> [Instruction]
Copy out each line that mentions the word "time".

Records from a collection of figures
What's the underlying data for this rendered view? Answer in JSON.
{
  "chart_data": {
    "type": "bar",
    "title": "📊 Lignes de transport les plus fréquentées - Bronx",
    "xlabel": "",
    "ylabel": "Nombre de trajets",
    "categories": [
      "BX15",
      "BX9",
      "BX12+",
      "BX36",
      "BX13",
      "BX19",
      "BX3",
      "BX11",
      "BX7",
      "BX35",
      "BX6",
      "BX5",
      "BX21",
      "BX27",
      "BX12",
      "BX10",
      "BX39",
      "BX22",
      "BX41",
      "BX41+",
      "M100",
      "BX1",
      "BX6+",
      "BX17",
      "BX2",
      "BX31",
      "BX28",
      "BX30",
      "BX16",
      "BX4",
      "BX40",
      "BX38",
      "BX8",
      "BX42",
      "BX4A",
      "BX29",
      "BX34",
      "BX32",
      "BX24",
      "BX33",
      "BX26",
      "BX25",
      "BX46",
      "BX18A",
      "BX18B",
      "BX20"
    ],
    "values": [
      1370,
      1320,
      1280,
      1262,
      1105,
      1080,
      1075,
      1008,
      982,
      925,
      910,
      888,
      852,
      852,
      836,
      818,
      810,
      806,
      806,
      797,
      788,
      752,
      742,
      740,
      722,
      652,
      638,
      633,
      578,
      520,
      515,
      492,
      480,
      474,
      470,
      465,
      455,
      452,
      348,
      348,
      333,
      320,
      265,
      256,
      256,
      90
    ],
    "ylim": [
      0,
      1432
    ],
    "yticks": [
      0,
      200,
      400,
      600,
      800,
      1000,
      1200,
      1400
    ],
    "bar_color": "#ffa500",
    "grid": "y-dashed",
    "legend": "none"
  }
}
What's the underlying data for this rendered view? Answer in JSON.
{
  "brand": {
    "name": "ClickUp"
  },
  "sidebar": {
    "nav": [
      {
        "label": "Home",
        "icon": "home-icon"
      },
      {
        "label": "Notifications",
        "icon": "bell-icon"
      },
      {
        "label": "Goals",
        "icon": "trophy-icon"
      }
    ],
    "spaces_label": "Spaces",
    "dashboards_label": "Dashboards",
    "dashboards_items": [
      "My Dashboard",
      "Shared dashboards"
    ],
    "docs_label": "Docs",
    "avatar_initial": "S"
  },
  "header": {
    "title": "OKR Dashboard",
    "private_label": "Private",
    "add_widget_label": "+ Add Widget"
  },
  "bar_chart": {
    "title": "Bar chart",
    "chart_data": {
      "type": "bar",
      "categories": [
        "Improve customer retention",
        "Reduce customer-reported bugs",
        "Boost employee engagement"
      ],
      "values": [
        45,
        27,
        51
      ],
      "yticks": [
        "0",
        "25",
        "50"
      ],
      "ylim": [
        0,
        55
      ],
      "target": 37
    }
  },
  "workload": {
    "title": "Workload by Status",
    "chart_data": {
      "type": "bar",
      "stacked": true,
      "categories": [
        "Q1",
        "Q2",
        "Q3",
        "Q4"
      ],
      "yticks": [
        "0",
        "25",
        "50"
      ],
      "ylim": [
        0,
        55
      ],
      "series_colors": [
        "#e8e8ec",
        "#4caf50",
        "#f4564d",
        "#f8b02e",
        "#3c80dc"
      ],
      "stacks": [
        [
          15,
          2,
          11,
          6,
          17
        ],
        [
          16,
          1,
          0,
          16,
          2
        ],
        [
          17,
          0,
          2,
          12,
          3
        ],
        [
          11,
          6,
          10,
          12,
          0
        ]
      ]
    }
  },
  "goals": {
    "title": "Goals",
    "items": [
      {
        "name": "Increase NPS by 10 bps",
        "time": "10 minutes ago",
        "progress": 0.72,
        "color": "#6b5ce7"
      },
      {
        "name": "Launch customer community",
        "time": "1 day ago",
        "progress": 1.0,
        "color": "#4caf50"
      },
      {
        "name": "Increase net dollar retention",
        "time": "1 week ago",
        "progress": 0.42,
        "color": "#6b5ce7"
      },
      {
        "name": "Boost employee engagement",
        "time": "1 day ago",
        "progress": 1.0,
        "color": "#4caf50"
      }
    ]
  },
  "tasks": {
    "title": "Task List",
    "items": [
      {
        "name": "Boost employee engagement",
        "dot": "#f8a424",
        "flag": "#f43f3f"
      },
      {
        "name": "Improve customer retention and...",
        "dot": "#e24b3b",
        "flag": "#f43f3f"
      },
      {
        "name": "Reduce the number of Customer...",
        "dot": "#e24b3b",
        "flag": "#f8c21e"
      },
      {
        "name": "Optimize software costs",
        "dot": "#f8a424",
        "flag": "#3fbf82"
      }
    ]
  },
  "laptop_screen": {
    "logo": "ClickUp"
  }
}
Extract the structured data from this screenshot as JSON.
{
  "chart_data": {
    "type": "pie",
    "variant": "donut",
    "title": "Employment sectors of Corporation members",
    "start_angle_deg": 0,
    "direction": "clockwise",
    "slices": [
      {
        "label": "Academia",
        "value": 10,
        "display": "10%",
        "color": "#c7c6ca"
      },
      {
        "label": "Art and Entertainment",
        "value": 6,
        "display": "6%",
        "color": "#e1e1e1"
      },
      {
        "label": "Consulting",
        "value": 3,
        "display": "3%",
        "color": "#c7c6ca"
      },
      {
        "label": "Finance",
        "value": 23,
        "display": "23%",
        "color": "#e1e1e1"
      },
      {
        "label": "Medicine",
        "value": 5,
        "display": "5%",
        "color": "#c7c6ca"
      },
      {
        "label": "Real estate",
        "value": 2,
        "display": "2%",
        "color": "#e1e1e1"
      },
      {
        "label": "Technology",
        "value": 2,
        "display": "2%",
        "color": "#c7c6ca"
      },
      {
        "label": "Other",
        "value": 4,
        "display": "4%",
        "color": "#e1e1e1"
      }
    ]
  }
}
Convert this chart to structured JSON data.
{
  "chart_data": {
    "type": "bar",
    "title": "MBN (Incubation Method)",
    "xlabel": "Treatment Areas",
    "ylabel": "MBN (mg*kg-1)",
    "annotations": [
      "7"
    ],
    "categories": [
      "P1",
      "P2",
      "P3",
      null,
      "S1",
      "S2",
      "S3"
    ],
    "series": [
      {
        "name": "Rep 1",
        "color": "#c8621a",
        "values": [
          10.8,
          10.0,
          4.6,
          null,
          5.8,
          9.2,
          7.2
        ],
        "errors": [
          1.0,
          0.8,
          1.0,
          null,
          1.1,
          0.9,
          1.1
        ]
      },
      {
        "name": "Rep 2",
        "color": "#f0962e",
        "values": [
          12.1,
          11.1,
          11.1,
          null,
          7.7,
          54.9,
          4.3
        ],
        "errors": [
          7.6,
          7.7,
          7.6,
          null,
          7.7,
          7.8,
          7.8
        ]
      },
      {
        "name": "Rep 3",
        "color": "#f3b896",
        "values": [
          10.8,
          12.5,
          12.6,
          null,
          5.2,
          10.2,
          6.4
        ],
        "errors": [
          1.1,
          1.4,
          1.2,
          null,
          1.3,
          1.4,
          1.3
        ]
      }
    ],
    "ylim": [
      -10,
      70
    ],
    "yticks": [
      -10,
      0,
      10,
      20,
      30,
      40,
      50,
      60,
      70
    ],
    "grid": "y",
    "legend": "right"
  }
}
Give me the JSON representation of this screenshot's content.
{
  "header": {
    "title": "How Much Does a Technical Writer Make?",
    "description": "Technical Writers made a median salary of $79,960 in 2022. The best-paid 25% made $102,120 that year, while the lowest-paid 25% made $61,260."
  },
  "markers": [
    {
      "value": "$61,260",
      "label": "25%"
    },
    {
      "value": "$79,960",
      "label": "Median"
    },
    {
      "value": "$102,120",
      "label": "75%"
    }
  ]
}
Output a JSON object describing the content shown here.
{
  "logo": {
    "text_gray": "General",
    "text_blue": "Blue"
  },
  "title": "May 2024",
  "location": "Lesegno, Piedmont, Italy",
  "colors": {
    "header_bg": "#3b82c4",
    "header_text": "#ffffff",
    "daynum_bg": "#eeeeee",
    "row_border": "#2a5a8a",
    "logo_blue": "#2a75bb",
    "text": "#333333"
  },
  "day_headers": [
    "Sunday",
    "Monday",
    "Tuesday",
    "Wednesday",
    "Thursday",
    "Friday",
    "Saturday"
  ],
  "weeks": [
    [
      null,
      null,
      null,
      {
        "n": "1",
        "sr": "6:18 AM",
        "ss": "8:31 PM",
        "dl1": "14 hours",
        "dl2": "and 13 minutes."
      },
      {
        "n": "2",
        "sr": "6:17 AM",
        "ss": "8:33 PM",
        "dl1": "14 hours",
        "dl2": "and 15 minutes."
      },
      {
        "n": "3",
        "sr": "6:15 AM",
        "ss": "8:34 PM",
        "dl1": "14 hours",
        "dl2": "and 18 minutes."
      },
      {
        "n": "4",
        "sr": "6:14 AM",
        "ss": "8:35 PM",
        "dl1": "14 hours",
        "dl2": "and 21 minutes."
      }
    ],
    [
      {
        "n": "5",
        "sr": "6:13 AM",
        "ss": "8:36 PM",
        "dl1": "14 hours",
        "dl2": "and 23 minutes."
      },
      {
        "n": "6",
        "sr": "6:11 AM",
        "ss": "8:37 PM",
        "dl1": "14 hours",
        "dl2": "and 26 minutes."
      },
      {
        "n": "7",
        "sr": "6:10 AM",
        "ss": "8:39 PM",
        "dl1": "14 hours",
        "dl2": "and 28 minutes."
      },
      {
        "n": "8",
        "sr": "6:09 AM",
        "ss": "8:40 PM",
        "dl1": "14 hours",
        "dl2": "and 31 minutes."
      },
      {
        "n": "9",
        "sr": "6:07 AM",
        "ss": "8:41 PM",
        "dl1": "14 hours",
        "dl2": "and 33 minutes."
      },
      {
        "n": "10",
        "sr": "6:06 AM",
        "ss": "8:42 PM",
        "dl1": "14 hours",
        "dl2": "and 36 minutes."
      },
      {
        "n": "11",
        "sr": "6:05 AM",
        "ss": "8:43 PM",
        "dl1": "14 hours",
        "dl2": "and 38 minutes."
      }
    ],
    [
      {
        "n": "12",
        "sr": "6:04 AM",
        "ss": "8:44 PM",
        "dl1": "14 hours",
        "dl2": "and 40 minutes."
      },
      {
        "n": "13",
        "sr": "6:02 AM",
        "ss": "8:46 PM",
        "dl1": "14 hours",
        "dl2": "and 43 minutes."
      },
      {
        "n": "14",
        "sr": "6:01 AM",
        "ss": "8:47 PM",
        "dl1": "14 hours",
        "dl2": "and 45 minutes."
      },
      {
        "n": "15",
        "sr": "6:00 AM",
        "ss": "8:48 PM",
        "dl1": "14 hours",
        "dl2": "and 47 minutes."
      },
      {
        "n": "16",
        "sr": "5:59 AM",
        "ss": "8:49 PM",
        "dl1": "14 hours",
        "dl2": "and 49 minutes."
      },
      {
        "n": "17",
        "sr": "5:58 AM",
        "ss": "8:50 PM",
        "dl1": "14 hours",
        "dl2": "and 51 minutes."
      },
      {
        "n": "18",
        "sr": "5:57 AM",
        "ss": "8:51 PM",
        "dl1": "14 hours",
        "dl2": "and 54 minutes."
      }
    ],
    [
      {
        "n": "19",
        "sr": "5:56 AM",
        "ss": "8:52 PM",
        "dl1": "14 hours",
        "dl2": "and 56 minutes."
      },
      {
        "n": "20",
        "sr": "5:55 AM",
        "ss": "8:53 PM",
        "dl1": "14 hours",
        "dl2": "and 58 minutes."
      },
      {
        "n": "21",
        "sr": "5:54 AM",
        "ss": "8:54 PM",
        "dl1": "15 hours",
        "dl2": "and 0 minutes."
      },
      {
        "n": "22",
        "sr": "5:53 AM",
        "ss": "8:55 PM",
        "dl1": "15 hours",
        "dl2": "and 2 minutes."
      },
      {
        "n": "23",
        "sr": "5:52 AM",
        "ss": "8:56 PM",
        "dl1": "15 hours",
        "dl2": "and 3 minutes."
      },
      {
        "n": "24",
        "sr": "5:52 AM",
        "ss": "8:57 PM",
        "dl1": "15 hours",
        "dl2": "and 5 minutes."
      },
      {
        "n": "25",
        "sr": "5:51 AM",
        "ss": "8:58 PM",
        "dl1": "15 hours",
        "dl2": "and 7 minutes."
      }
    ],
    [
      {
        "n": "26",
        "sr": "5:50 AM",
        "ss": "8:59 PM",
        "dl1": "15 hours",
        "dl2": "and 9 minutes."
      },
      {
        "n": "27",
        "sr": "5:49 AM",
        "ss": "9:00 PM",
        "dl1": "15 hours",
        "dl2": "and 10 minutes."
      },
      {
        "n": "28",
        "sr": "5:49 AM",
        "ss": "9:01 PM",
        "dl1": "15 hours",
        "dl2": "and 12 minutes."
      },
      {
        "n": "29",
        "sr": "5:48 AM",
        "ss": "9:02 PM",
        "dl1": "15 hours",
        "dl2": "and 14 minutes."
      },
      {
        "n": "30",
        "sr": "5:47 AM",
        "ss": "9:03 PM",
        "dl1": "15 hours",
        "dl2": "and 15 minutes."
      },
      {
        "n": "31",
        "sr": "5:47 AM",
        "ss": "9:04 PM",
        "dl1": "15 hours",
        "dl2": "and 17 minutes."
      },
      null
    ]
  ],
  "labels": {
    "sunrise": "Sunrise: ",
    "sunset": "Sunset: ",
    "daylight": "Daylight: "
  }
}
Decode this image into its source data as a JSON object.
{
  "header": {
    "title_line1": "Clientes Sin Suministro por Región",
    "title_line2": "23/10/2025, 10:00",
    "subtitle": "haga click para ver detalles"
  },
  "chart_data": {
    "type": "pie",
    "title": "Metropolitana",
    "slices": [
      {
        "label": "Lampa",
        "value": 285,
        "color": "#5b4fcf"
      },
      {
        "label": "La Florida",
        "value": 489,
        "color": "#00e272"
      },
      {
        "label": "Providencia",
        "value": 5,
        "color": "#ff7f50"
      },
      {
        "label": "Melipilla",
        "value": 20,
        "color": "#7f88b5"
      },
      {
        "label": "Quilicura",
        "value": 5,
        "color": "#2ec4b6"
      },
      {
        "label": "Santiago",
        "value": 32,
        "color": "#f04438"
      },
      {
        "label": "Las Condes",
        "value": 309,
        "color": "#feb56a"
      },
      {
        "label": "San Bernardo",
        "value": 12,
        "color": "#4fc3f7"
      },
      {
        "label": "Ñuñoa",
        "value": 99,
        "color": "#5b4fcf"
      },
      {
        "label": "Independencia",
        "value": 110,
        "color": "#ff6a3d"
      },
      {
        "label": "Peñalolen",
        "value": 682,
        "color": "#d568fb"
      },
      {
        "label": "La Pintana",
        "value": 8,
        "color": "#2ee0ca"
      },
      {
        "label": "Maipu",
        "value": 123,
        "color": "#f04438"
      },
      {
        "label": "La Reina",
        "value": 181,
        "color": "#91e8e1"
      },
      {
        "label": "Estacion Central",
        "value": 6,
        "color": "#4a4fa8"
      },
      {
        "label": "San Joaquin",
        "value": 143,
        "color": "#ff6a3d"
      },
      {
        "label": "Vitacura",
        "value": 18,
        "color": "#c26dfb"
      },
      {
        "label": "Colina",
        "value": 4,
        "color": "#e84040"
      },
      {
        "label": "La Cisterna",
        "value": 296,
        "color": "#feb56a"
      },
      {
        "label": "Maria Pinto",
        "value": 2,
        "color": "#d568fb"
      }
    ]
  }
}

> [The output]
        "time": "10 minutes ago",
        "time": "1 day ago",
        "time": "1 week ago",
        "time": "1 day ago",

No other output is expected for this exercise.